>> START Extracted information

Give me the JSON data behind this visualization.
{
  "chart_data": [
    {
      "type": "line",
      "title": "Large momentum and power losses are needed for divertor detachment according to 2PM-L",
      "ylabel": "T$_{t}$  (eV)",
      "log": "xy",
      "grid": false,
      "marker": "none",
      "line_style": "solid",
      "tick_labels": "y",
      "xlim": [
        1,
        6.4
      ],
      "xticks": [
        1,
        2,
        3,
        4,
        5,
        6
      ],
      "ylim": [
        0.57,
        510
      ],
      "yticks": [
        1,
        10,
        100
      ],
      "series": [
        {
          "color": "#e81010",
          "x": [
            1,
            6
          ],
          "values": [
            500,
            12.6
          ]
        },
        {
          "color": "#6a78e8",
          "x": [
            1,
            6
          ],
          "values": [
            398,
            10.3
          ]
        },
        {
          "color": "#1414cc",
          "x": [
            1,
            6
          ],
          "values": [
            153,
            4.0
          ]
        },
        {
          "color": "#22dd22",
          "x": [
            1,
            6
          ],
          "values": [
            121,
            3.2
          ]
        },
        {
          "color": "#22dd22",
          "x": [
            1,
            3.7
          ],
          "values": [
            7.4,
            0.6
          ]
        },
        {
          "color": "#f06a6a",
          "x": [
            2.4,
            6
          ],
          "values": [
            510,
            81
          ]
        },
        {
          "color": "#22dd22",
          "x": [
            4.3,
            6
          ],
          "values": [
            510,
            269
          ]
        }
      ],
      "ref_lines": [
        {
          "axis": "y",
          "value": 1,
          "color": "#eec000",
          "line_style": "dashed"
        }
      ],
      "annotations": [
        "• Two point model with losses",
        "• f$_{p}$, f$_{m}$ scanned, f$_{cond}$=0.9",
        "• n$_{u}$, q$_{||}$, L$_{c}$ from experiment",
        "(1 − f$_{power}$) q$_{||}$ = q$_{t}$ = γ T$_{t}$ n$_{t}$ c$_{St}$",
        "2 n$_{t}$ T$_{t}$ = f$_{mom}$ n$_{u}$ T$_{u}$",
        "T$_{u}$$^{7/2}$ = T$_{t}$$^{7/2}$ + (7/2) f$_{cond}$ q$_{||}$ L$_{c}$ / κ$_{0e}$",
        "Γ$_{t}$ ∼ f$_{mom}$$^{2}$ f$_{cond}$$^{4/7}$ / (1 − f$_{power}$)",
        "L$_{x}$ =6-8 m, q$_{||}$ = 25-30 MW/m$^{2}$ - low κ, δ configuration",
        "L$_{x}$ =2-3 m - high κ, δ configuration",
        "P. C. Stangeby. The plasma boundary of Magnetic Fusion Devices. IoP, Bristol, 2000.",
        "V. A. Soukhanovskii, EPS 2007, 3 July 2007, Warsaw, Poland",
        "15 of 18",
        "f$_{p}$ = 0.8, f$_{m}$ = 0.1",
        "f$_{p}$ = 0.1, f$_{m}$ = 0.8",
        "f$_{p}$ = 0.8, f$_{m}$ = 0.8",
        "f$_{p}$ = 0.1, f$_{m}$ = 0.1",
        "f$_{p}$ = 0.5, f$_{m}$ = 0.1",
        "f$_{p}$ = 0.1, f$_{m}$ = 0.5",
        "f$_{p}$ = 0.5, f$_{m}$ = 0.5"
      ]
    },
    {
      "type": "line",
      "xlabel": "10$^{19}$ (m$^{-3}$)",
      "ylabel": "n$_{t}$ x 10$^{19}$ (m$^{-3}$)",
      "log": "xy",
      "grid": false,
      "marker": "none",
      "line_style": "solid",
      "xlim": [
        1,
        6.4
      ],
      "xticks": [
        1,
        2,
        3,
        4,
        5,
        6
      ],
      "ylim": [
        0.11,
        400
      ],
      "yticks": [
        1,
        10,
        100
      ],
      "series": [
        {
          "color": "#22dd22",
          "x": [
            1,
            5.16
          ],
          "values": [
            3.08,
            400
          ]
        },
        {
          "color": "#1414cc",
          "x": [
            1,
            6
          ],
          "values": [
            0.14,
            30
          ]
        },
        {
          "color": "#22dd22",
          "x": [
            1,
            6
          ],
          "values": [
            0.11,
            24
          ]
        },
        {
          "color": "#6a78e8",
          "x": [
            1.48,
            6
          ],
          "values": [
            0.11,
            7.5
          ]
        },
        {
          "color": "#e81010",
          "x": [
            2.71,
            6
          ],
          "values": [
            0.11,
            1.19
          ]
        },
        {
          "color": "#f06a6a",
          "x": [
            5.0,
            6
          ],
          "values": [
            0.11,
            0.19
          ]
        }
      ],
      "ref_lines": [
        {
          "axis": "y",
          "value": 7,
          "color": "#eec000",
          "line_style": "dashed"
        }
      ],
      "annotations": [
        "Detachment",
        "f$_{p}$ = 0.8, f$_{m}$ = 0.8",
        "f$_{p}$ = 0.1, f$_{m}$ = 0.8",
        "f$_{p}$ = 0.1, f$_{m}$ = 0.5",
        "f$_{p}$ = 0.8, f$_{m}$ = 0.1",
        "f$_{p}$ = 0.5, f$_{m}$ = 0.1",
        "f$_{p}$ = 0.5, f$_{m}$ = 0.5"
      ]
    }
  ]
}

>> END Extracted information

__Given exercise__:
Every line of the records above needs to be given again exactly.

__Exercise response__:
Give me the JSON data behind this visualization.
{
  "chart_data": [
    {
      "type": "line",
      "title": "Large momentum and power losses are needed for divertor detachment according to 2PM-L",
      "ylabel": "T$_{t}$  (eV)",
      "log": "xy",
      "grid": false,
      "marker": "none",
      "line_style": "solid",
      "tick_labels": "y",
      "xlim": [
        1,
        6.4
      ],
      "xticks": [
        1,
        2,
        3,
        4,
        5,
        6
      ],
      "ylim": [
        0.57,
        510
      ],
      "yticks": [
        1,
        10,
        100
      ],
      "series": [
        {
          "color": "#e81010",
          "x": [
            1,
            6
          ],
          "values": [
            500,
            12.6
          ]
        },
        {
          "color": "#6a78e8",
          "x": [
            1,
            6
          ],
          "values": [
            398,
            10.3
          ]
        },
        {
          "color": "#1414cc",
          "x": [
            1,
            6
          ],
          "values": [
            153,
            4.0
          ]
        },
        {
          "color": "#22dd22",
          "x": [
            1,
            6
          ],
          "values": [
            121,
            3.2
          ]
        },
        {
          "color": "#22dd22",
          "x": [
            1,
            3.7
          ],
          "values": [
            7.4,
            0.6
          ]
        },
        {
          "color": "#f06a6a",
          "x": [
            2.4,
            6
          ],
          "values": [
            510,
            81
          ]
        },
        {
          "color": "#22dd22",
          "x": [
            4.3,
            6
          ],
          "values": [
            510,
            269
          ]
        }
      ],
      "ref_lines": [
        {
          "axis": "y",
          "value": 1,
          "color": "#eec000",
          "line_style": "dashed"
        }
      ],
      "annotations": [
        "• Two point model with losses",
        "• f$_{p}$, f$_{m}$ scanned, f$_{cond}$=0.9",
        "• n$_{u}$, q$_{||}$, L$_{c}$ from experiment",
        "(1 − f$_{power}$) q$_{||}$ = q$_{t}$ = γ T$_{t}$ n$_{t}$ c$_{St}$",
        "2 n$_{t}$ T$_{t}$ = f$_{mom}$ n$_{u}$ T$_{u}$",
        "T$_{u}$$^{7/2}$ = T$_{t}$$^{7/2}$ + (7/2) f$_{cond}$ q$_{||}$ L$_{c}$ / κ$_{0e}$",
        "Γ$_{t}$ ∼ f$_{mom}$$^{2}$ f$_{cond}$$^{4/7}$ / (1 − f$_{power}$)",
        "L$_{x}$ =6-8 m, q$_{||}$ = 25-30 MW/m$^{2}$ - low κ, δ configuration",
        "L$_{x}$ =2-3 m - high κ, δ configuration",
        "P. C. Stangeby. The plasma boundary of Magnetic Fusion Devices. IoP, Bristol, 2000.",
        "V. A. Soukhanovskii, EPS 2007, 3 July 2007, Warsaw, Poland",
        "15 of 18",
        "f$_{p}$ = 0.8, f$_{m}$ = 0.1",
        "f$_{p}$ = 0.1, f$_{m}$ = 0.8",
        "f$_{p}$ = 0.8, f$_{m}$ = 0.8",
        "f$_{p}$ = 0.1, f$_{m}$ = 0.1",
        "f$_{p}$ = 0.5, f$_{m}$ = 0.1",
        "f$_{p}$ = 0.1, f$_{m}$ = 0.5",
        "f$_{p}$ = 0.5, f$_{m}$ = 0.5"
      ]
    },
    {
      "type": "line",
      "xlabel": "10$^{19}$ (m$^{-3}$)",
      "ylabel": "n$_{t}$ x 10$^{19}$ (m$^{-3}$)",
      "log": "xy",
      "grid": false,
      "marker": "none",
      "line_style": "solid",
      "xlim": [
        1,
        6.4
      ],
      "xticks": [
        1,
        2,
        3,
        4,
        5,
        6
      ],
      "ylim": [
        0.11,
        400
      ],
      "yticks": [
        1,
        10,
        100
      ],
      "series": [
        {
          "color": "#22dd22",
          "x": [
            1,
            5.16
          ],
          "values": [
            3.08,
            400
          ]
        },
        {
          "color": "#1414cc",
          "x": [
            1,
            6
          ],
          "values": [
            0.14,
            30
          ]
        },
        {
          "color": "#22dd22",
          "x": [
            1,
            6
          ],
          "values": [
            0.11,
            24
          ]
        },
        {
          "color": "#6a78e8",
          "x": [
            1.48,
            6
          ],
          "values": [
            0.11,
            7.5
          ]
        },
        {
          "color": "#e81010",
          "x": [
            2.71,
            6
          ],
          "values": [
            0.11,
            1.19
          ]
        },
        {
          "color": "#f06a6a",
          "x": [
            5.0,
            6
          ],
          "values": [
            0.11,
            0.19
          ]
        }
      ],
      "ref_lines": [
        {
          "axis": "y",
          "value": 7,
          "color": "#eec000",
          "line_style": "dashed"
        }
      ],
      "annotations": [
        "Detachment",
        "f$_{p}$ = 0.8, f$_{m}$ = 0.8",
        "f$_{p}$ = 0.1, f$_{m}$ = 0.8",
        "f$_{p}$ = 0.1, f$_{m}$ = 0.5",
        "f$_{p}$ = 0.8, f$_{m}$ = 0.1",
        "f$_{p}$ = 0.5, f$_{m}$ = 0.1",
        "f$_{p}$ = 0.5, f$_{m}$ = 0.5"
      ]
    }
  ]
}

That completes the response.